Reproduce every line of the data below verbatim, changing nothing.

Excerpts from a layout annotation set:
——
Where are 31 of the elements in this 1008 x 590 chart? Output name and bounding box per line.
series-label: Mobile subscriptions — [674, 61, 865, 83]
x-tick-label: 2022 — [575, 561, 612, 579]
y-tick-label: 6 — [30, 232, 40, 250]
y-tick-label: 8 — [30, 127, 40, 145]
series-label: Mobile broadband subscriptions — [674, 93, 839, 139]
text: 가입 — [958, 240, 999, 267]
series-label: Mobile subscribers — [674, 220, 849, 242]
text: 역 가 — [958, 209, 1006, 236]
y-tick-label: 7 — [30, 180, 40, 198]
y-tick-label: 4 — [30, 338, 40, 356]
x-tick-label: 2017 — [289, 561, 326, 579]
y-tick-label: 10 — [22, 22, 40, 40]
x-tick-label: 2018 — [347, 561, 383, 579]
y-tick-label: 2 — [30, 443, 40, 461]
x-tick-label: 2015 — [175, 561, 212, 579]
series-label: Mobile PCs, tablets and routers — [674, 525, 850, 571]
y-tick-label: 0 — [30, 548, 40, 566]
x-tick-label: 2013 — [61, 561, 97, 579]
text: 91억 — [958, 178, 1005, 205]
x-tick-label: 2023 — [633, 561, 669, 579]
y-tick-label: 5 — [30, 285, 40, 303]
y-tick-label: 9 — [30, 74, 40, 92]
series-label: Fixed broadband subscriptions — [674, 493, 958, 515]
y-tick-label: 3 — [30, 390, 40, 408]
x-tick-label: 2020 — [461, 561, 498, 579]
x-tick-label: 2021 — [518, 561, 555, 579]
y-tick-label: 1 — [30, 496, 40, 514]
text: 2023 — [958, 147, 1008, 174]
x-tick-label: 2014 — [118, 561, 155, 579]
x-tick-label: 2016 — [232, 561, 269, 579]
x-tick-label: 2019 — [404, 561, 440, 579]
——
The response:
Where are 31 of the elements in this 1008 x 590 chart? Output name and bounding box per line.
series-label: Mobile subscriptions — [674, 61, 865, 83]
x-tick-label: 2022 — [575, 561, 612, 579]
y-tick-label: 6 — [30, 232, 40, 250]
y-tick-label: 8 — [30, 127, 40, 145]
series-label: Mobile broadband subscriptions — [674, 93, 839, 139]
text: 가입 — [958, 240, 999, 267]
series-label: Mobile subscribers — [674, 220, 849, 242]
text: 역 가 — [958, 209, 1006, 236]
y-tick-label: 7 — [30, 180, 40, 198]
y-tick-label: 4 — [30, 338, 40, 356]
x-tick-label: 2017 — [289, 561, 326, 579]
y-tick-label: 10 — [22, 22, 40, 40]
x-tick-label: 2018 — [347, 561, 383, 579]
y-tick-label: 2 — [30, 443, 40, 461]
x-tick-label: 2015 — [175, 561, 212, 579]
series-label: Mobile PCs, tablets and routers — [674, 525, 850, 571]
y-tick-label: 0 — [30, 548, 40, 566]
x-tick-label: 2013 — [61, 561, 97, 579]
text: 91억 — [958, 178, 1005, 205]
x-tick-label: 2023 — [633, 561, 669, 579]
y-tick-label: 5 — [30, 285, 40, 303]
y-tick-label: 9 — [30, 74, 40, 92]
series-label: Fixed broadband subscriptions — [674, 493, 958, 515]
y-tick-label: 3 — [30, 390, 40, 408]
x-tick-label: 2020 — [461, 561, 498, 579]
x-tick-label: 2021 — [518, 561, 555, 579]
y-tick-label: 1 — [30, 496, 40, 514]
text: 2023 — [958, 147, 1008, 174]
x-tick-label: 2014 — [118, 561, 155, 579]
x-tick-label: 2016 — [232, 561, 269, 579]
x-tick-label: 2019 — [404, 561, 440, 579]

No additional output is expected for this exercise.